> ENTRIES SUPPLIED:
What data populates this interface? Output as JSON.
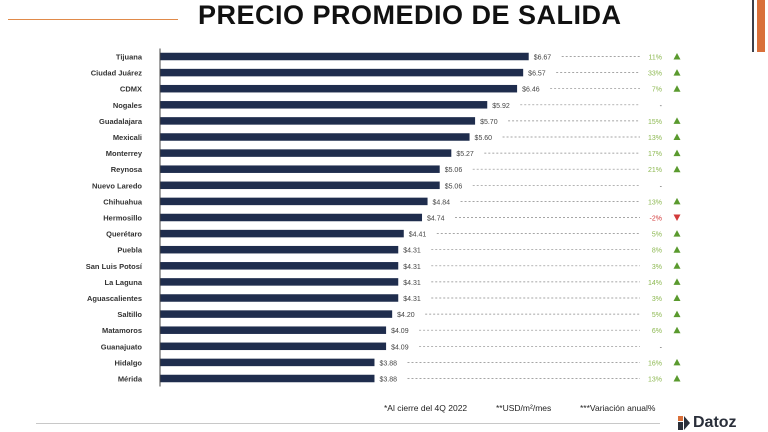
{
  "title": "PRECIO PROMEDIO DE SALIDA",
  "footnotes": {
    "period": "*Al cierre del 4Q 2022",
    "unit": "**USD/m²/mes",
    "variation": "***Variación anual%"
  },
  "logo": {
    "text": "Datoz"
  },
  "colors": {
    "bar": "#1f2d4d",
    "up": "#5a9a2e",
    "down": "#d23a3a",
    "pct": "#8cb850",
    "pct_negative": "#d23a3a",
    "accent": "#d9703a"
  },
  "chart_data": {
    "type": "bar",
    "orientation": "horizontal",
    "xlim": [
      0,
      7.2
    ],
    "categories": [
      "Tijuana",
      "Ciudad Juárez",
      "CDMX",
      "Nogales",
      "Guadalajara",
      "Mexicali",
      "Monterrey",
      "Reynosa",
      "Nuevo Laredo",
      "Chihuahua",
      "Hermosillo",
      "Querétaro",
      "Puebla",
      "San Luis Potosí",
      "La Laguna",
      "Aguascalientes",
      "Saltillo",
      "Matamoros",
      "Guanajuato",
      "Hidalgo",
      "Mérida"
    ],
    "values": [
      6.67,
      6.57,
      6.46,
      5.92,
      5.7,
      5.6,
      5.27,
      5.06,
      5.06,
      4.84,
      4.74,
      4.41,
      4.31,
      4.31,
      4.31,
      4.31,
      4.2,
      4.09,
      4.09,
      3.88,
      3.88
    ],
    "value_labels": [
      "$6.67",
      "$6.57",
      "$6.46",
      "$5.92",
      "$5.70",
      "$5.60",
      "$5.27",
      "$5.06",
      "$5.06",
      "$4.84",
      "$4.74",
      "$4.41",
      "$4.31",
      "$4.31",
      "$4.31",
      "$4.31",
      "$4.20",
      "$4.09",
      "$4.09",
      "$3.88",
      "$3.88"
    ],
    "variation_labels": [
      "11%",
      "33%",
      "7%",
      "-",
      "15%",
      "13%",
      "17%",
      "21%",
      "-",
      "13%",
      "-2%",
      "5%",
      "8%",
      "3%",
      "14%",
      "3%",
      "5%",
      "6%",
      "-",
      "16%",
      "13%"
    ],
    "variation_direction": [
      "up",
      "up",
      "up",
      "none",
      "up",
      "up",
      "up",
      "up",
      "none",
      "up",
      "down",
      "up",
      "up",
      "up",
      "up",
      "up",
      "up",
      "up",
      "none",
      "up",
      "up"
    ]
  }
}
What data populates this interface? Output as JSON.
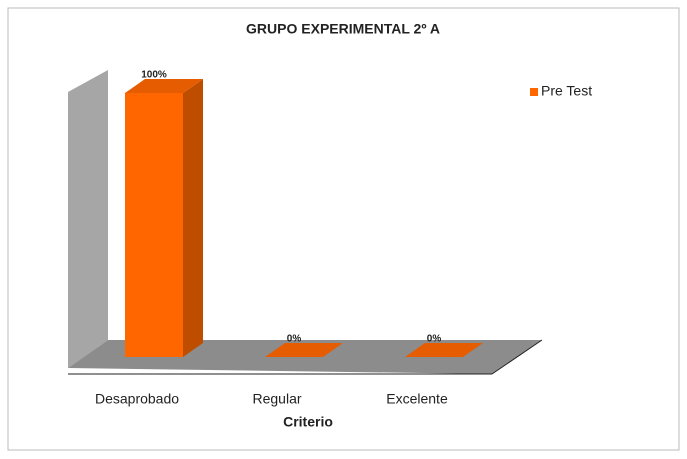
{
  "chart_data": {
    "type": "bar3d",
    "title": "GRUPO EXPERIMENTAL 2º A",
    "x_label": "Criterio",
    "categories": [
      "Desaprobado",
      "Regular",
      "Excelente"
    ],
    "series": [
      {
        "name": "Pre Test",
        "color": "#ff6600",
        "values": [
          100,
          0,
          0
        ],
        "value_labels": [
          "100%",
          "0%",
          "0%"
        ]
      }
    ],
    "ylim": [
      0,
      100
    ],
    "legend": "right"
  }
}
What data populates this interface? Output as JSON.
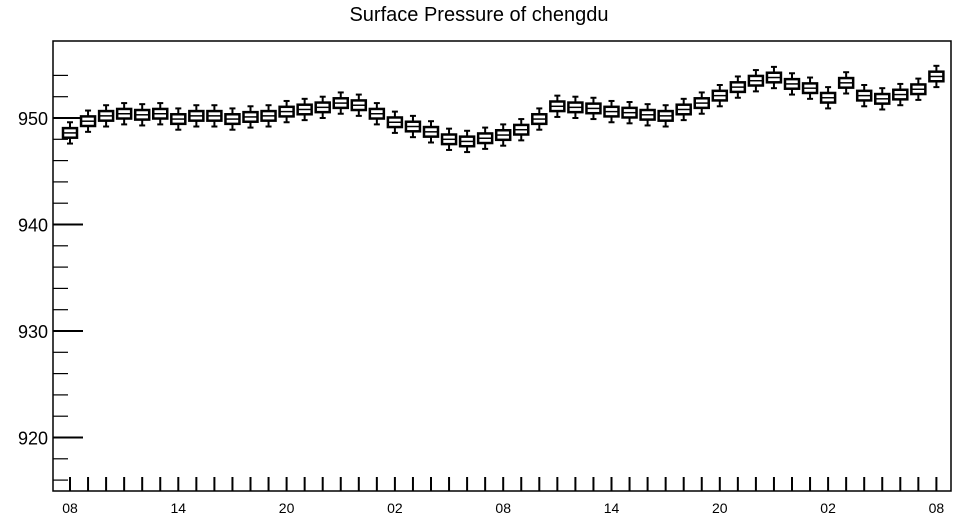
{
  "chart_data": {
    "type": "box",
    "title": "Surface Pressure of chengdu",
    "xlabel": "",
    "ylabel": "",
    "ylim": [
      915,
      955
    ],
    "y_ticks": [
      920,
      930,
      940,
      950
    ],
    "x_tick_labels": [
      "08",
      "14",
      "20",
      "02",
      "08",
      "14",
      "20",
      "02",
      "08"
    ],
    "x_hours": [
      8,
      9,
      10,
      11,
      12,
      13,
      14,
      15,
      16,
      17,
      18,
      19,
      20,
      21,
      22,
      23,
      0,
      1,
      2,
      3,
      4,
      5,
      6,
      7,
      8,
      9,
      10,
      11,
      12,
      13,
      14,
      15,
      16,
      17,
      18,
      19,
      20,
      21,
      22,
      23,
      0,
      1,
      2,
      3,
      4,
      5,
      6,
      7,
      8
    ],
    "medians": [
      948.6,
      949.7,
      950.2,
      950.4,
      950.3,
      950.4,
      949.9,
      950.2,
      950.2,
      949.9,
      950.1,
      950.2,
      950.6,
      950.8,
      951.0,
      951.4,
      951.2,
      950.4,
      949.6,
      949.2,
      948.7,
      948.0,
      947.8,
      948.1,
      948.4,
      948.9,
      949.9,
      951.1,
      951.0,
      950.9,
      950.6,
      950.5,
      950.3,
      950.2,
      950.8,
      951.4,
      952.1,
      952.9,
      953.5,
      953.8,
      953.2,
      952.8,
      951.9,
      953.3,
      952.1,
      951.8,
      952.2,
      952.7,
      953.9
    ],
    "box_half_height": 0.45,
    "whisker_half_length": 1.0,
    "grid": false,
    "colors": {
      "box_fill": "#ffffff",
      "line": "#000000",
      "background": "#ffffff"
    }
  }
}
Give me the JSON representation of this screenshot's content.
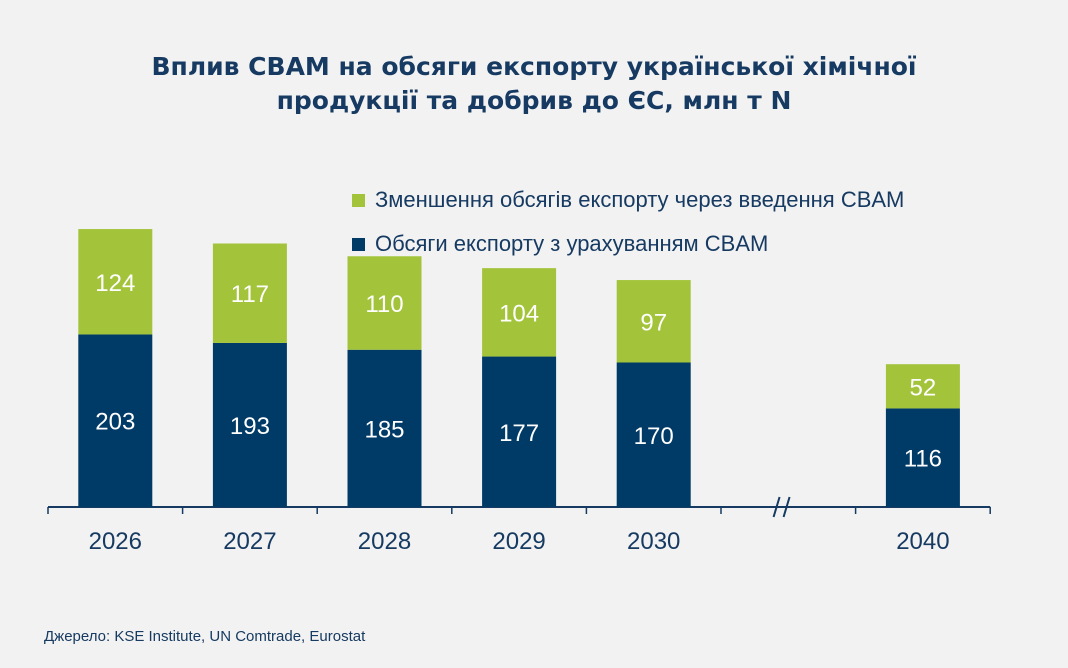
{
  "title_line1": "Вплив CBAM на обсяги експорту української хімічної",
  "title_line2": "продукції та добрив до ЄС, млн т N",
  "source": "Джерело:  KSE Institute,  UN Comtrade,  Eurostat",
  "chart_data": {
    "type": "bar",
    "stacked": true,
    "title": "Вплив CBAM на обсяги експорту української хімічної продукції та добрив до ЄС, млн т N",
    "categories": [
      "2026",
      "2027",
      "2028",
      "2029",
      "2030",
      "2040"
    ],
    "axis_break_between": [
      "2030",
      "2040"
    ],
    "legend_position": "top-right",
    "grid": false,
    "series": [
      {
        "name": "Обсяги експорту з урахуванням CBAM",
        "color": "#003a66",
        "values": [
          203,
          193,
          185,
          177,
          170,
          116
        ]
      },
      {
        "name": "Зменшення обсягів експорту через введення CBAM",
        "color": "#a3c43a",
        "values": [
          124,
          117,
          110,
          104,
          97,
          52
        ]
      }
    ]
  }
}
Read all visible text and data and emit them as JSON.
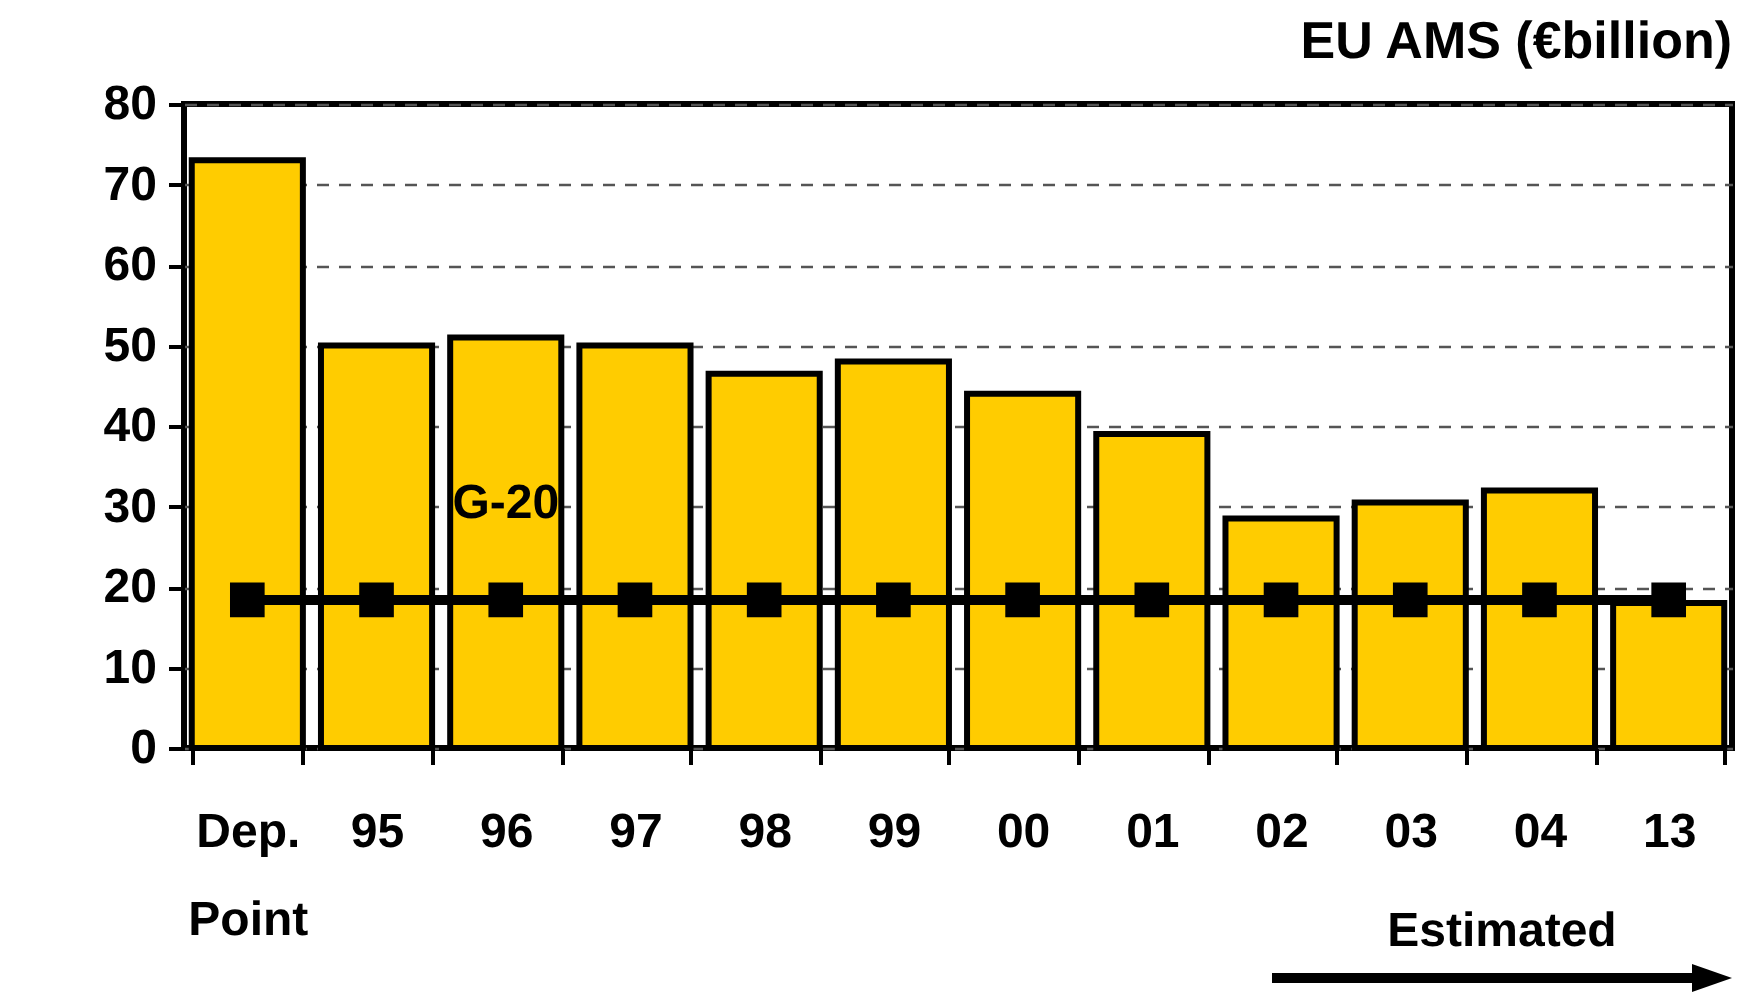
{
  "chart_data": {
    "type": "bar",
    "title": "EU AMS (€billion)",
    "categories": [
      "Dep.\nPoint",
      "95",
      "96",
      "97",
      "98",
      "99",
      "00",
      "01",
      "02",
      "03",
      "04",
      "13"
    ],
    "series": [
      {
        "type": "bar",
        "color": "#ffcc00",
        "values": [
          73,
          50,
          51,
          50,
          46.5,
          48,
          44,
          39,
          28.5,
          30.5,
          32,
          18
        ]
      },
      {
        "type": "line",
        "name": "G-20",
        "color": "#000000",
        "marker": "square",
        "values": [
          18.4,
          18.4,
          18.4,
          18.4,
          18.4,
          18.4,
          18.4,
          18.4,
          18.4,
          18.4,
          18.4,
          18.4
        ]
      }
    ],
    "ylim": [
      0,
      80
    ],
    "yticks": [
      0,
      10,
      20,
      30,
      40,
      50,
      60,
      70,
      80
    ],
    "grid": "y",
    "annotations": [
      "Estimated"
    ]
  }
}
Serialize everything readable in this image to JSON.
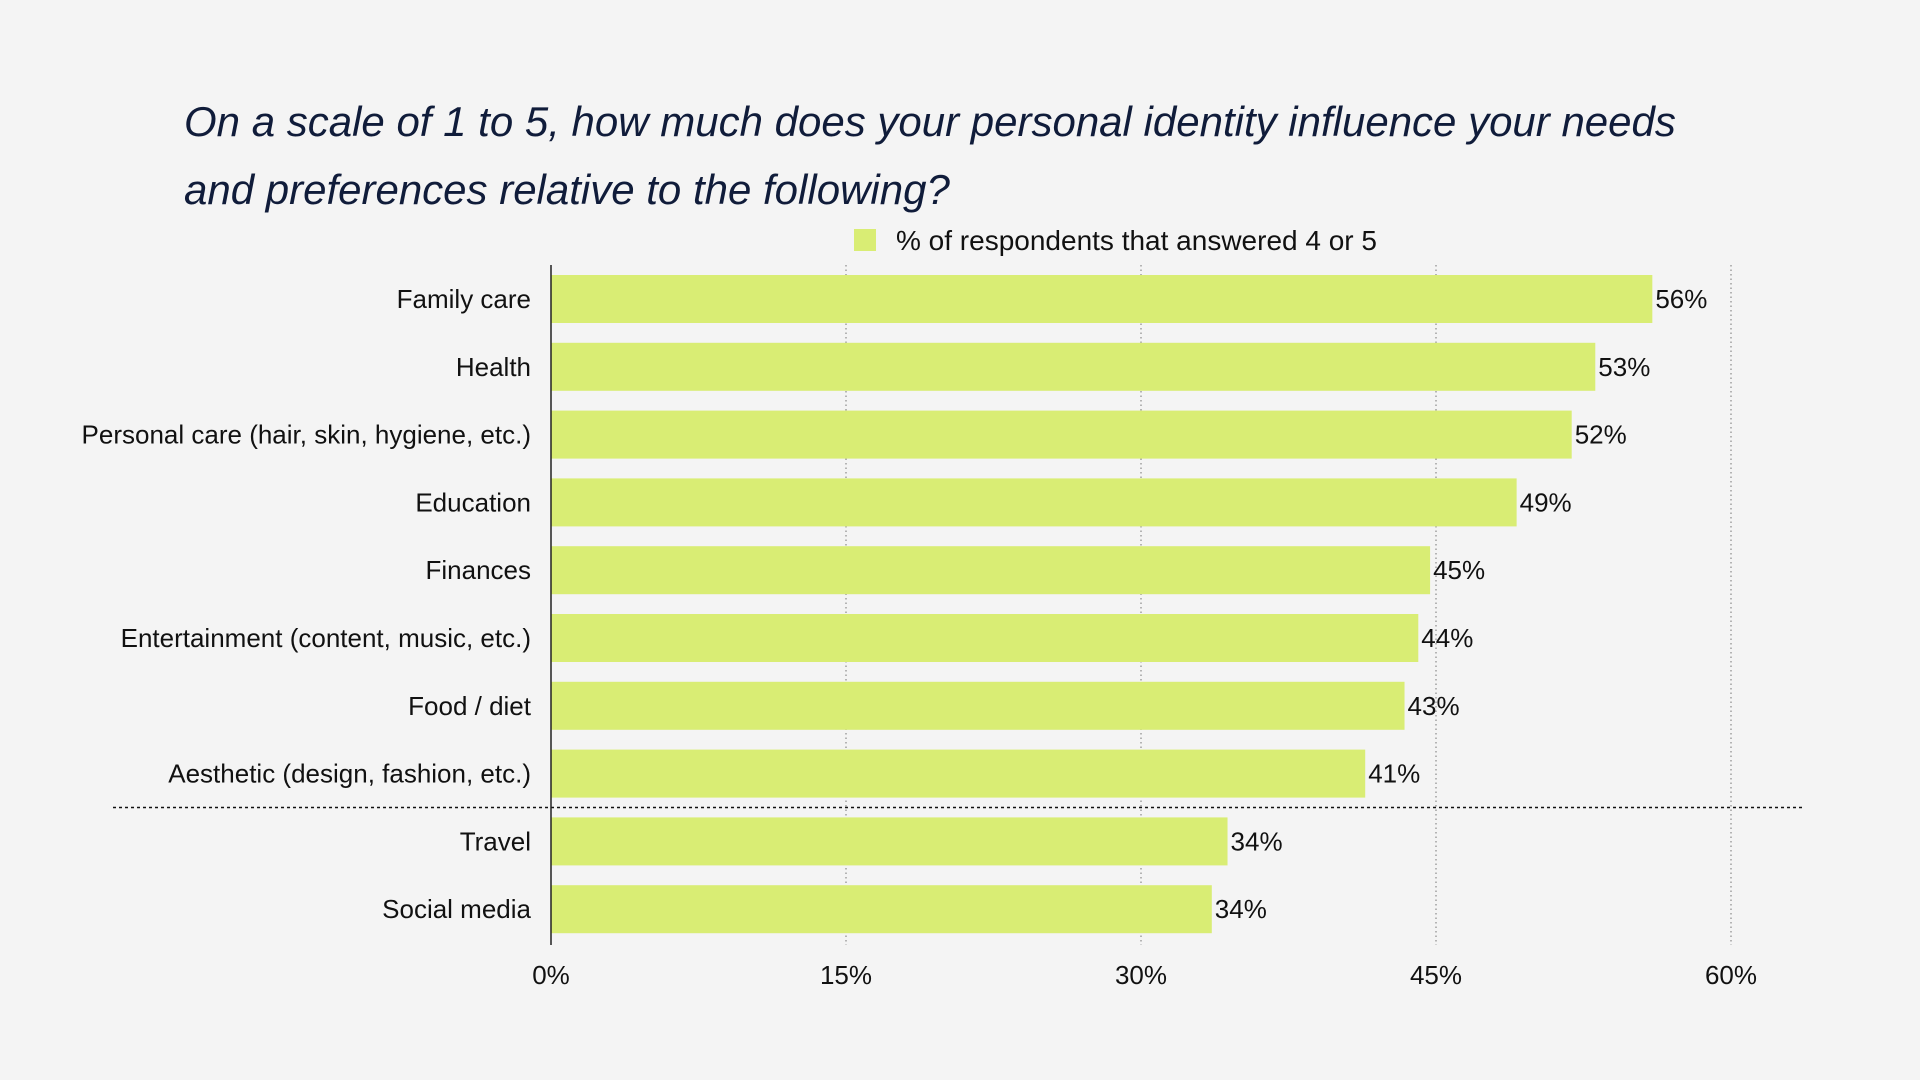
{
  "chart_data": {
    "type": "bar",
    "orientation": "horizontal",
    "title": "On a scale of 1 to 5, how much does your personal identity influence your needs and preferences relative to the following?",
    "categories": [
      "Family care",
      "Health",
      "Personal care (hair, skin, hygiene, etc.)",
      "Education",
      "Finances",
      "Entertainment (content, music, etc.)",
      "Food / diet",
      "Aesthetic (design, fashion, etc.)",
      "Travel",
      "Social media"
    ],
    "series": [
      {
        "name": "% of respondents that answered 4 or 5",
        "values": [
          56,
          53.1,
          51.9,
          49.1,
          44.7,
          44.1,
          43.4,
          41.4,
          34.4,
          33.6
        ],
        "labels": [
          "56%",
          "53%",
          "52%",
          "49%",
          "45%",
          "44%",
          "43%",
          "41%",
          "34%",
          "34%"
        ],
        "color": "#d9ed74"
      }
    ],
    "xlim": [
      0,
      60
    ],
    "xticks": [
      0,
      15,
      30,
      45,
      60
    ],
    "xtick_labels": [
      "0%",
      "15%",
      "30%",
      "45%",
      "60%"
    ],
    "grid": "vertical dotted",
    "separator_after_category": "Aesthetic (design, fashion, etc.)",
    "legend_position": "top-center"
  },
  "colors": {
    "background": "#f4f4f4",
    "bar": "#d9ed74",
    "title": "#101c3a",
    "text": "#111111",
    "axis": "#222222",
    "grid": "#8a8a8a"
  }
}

> PROBLEM: Select the lines that carry the string "української" and copy them.

> EXERCISE ANSWER:
  "title_line1": "Вплив CBAM на обсяги експорту української хімічної",
    "title": "Вплив CBAM на обсяги експорту української хімічної продукції та добрив до ЄС, млн т N",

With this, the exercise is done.